**Required task**
Identify the lines that contain the word "text" and copy each one.

────

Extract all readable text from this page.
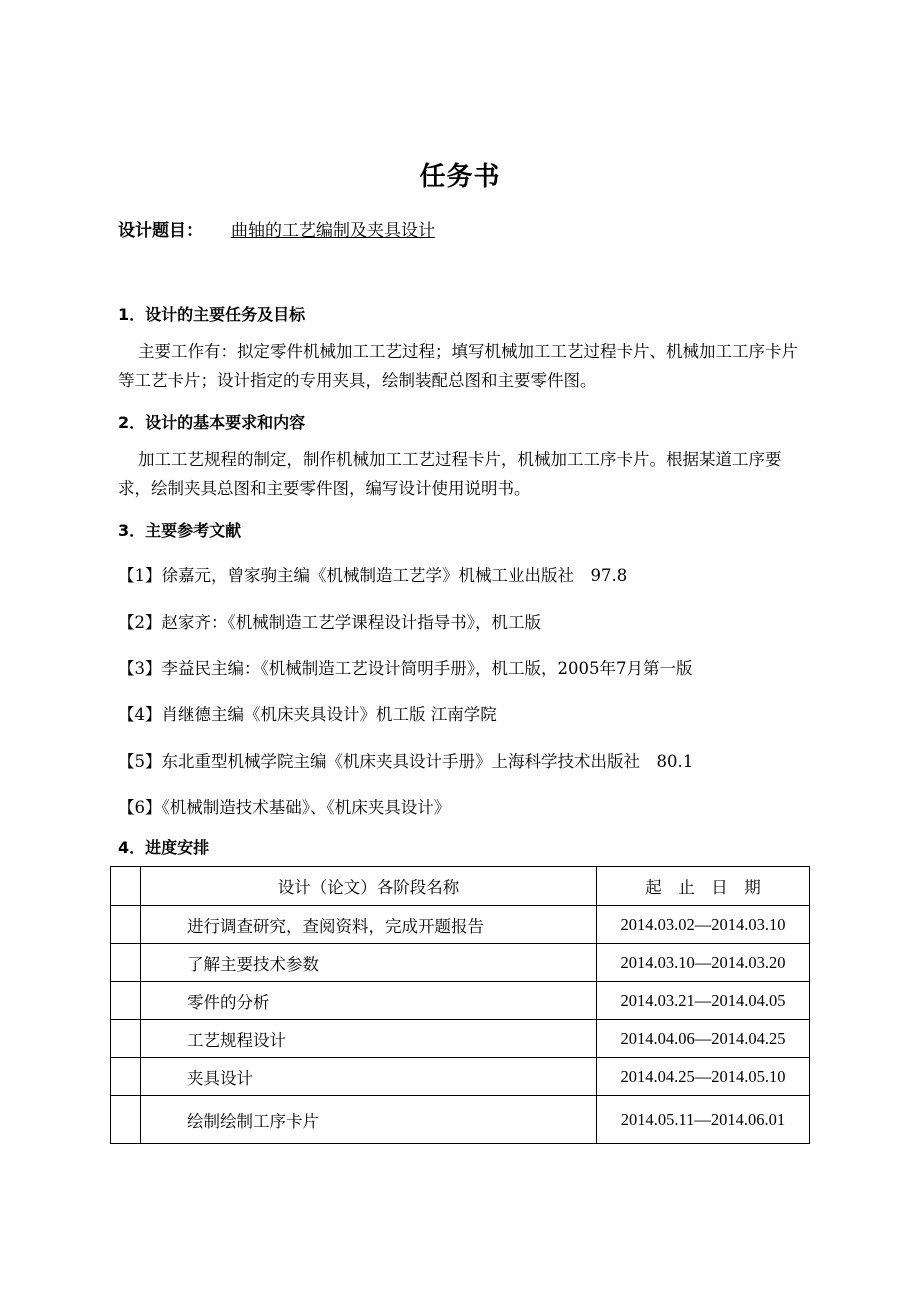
任务书
设计题目： 曲轴的工艺编制及夹具设计
1．设计的主要任务及目标
主要工作有：拟定零件机械加工工艺过程；填写机械加工工艺过程卡片、机械加工工序卡片等工艺卡片；设计指定的专用夹具，绘制装配总图和主要零件图。
2．设计的基本要求和内容
加工工艺规程的制定，制作机械加工工艺过程卡片，机械加工工序卡片。根据某道工序要求，绘制夹具总图和主要零件图，编写设计使用说明书。
3．主要参考文献
【1】徐嘉元，曾家驹主编《机械制造工艺学》机械工业出版社　97.8
【2】赵家齐：《机械制造工艺学课程设计指导书》，机工版
【3】李益民主编：《机械制造工艺设计简明手册》，机工版，2005年7月第一版
【4】肖继德主编《机床夹具设计》机工版 江南学院
【5】东北重型机械学院主编《机床夹具设计手册》上海科学技术出版社　80.1
【6】《机械制造技术基础》、《机床夹具设计》
4．进度安排
	设计（论文）各阶段名称	起　止　日　期
	进行调查研究，查阅资料，完成开题报告	2014.03.02—2014.03.10
	了解主要技术参数	2014.03.10—2014.03.20
	零件的分析	2014.03.21—2014.04.05
	工艺规程设计	2014.04.06—2014.04.25
	夹具设计	2014.04.25—2014.05.10
	绘制绘制工序卡片	2014.05.11—2014.06.01
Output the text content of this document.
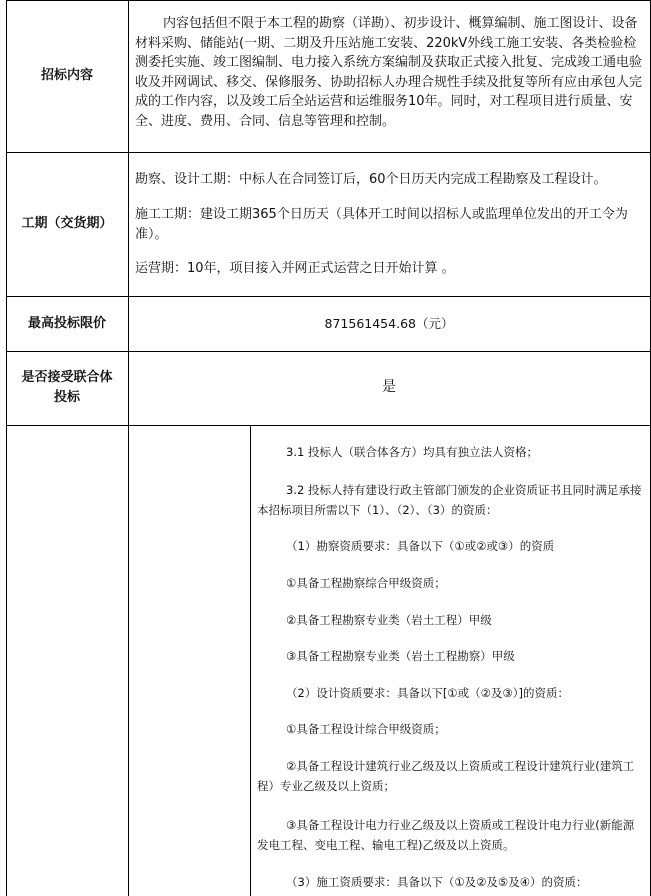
招标内容

内容包括但不限于本工程的勘察（详勘）、初步设计、概算编制、施工图设计、设备材料采购、储能站(一期、二期及升压站施工安装、220kV外线工施工安装、各类检验检测委托实施、竣工图编制、电力接入系统方案编制及获取正式接入批复、完成竣工通电验收及并网调试、移交、保修服务、协助招标人办理合规性手续及批复等所有应由承包人完成的工作内容，以及竣工后全站运营和运维服务10年。同时，对工程项目进行质量、安全、进度、费用、合同、信息等管理和控制。

工期（交货期）

勘察、设计工期：中标人在合同签订后，60个日历天内完成工程勘察及工程设计。

施工工期：建设工期365个日历天（具体开工时间以招标人或监理单位发出的开工令为准）。

运营期：10年，项目接入并网正式运营之日开始计算 。

最高投标限价	871561454.68（元）

是否接受联合体投标

是

3.1 投标人（联合体各方）均具有独立法人资格；

3.2 投标人持有建设行政主管部门颁发的企业资质证书且同时满足承接本招标项目所需以下（1）、（2）、（3）的资质：

（1）勘察资质要求：具备以下（①或②或③）的资质

①具备工程勘察综合甲级资质；

②具备工程勘察专业类（岩土工程）甲级

③具备工程勘察专业类（岩土工程勘察）甲级

（2）设计资质要求：具备以下[①或（②及③）]的资质：

①具备工程设计综合甲级资质；

②具备工程设计建筑行业乙级及以上资质或工程设计建筑行业(建筑工程）专业乙级及以上资质；

③具备工程设计电力行业乙级及以上资质或工程设计电力行业(新能源发电工程、变电工程、输电工程)乙级及以上资质。

（3）施工资质要求：具备以下（①及②及⑤及④）的资质：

────

**Expected answer**
Extract all readable text from this page.
Output the text content of this document.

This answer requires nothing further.